Task directions:
Transcribe the records in full, keeping every character as it is.
--- Start The records ---
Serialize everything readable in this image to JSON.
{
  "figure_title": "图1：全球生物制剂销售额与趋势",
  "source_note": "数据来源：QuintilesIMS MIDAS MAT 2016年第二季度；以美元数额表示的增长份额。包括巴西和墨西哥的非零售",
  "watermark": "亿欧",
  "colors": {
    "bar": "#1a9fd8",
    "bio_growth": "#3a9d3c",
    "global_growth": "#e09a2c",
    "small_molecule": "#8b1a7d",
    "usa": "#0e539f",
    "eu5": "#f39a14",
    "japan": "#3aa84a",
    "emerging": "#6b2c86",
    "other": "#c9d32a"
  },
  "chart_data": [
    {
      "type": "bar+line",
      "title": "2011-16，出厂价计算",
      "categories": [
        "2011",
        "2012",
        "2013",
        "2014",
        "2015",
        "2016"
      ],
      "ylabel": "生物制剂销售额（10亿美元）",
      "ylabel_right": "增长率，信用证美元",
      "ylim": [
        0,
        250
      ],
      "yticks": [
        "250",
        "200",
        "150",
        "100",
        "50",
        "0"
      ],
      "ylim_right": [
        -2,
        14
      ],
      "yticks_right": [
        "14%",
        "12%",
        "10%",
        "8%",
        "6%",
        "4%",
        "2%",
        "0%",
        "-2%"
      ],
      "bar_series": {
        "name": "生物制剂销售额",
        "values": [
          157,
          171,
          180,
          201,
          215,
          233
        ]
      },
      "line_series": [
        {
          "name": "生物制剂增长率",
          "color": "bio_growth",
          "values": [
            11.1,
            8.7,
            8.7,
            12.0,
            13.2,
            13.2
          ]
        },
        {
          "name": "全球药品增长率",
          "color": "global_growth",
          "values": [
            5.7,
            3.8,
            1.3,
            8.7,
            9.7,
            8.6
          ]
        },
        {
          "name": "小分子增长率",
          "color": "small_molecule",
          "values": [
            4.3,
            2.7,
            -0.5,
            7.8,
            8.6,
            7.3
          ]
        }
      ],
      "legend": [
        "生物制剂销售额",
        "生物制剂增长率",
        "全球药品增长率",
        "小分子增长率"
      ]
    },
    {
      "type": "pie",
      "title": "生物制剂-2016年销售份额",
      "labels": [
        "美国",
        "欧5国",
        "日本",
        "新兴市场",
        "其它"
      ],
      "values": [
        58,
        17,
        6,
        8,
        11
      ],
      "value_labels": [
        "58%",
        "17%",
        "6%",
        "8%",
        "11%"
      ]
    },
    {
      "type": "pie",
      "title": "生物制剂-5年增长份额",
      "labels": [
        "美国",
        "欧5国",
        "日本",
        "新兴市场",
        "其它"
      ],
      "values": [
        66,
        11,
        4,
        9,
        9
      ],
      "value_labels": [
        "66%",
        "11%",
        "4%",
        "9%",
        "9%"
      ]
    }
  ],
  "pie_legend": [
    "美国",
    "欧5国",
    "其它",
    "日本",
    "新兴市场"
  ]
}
--- End The records ---
Answer for the task:
Serialize everything readable in this image to JSON.
{
  "figure_title": "图1：全球生物制剂销售额与趋势",
  "source_note": "数据来源：QuintilesIMS MIDAS MAT 2016年第二季度；以美元数额表示的增长份额。包括巴西和墨西哥的非零售",
  "watermark": "亿欧",
  "colors": {
    "bar": "#1a9fd8",
    "bio_growth": "#3a9d3c",
    "global_growth": "#e09a2c",
    "small_molecule": "#8b1a7d",
    "usa": "#0e539f",
    "eu5": "#f39a14",
    "japan": "#3aa84a",
    "emerging": "#6b2c86",
    "other": "#c9d32a"
  },
  "chart_data": [
    {
      "type": "bar+line",
      "title": "2011-16，出厂价计算",
      "categories": [
        "2011",
        "2012",
        "2013",
        "2014",
        "2015",
        "2016"
      ],
      "ylabel": "生物制剂销售额（10亿美元）",
      "ylabel_right": "增长率，信用证美元",
      "ylim": [
        0,
        250
      ],
      "yticks": [
        "250",
        "200",
        "150",
        "100",
        "50",
        "0"
      ],
      "ylim_right": [
        -2,
        14
      ],
      "yticks_right": [
        "14%",
        "12%",
        "10%",
        "8%",
        "6%",
        "4%",
        "2%",
        "0%",
        "-2%"
      ],
      "bar_series": {
        "name": "生物制剂销售额",
        "values": [
          157,
          171,
          180,
          201,
          215,
          233
        ]
      },
      "line_series": [
        {
          "name": "生物制剂增长率",
          "color": "bio_growth",
          "values": [
            11.1,
            8.7,
            8.7,
            12.0,
            13.2,
            13.2
          ]
        },
        {
          "name": "全球药品增长率",
          "color": "global_growth",
          "values": [
            5.7,
            3.8,
            1.3,
            8.7,
            9.7,
            8.6
          ]
        },
        {
          "name": "小分子增长率",
          "color": "small_molecule",
          "values": [
            4.3,
            2.7,
            -0.5,
            7.8,
            8.6,
            7.3
          ]
        }
      ],
      "legend": [
        "生物制剂销售额",
        "生物制剂增长率",
        "全球药品增长率",
        "小分子增长率"
      ]
    },
    {
      "type": "pie",
      "title": "生物制剂-2016年销售份额",
      "labels": [
        "美国",
        "欧5国",
        "日本",
        "新兴市场",
        "其它"
      ],
      "values": [
        58,
        17,
        6,
        8,
        11
      ],
      "value_labels": [
        "58%",
        "17%",
        "6%",
        "8%",
        "11%"
      ]
    },
    {
      "type": "pie",
      "title": "生物制剂-5年增长份额",
      "labels": [
        "美国",
        "欧5国",
        "日本",
        "新兴市场",
        "其它"
      ],
      "values": [
        66,
        11,
        4,
        9,
        9
      ],
      "value_labels": [
        "66%",
        "11%",
        "4%",
        "9%",
        "9%"
      ]
    }
  ],
  "pie_legend": [
    "美国",
    "欧5国",
    "其它",
    "日本",
    "新兴市场"
  ]
}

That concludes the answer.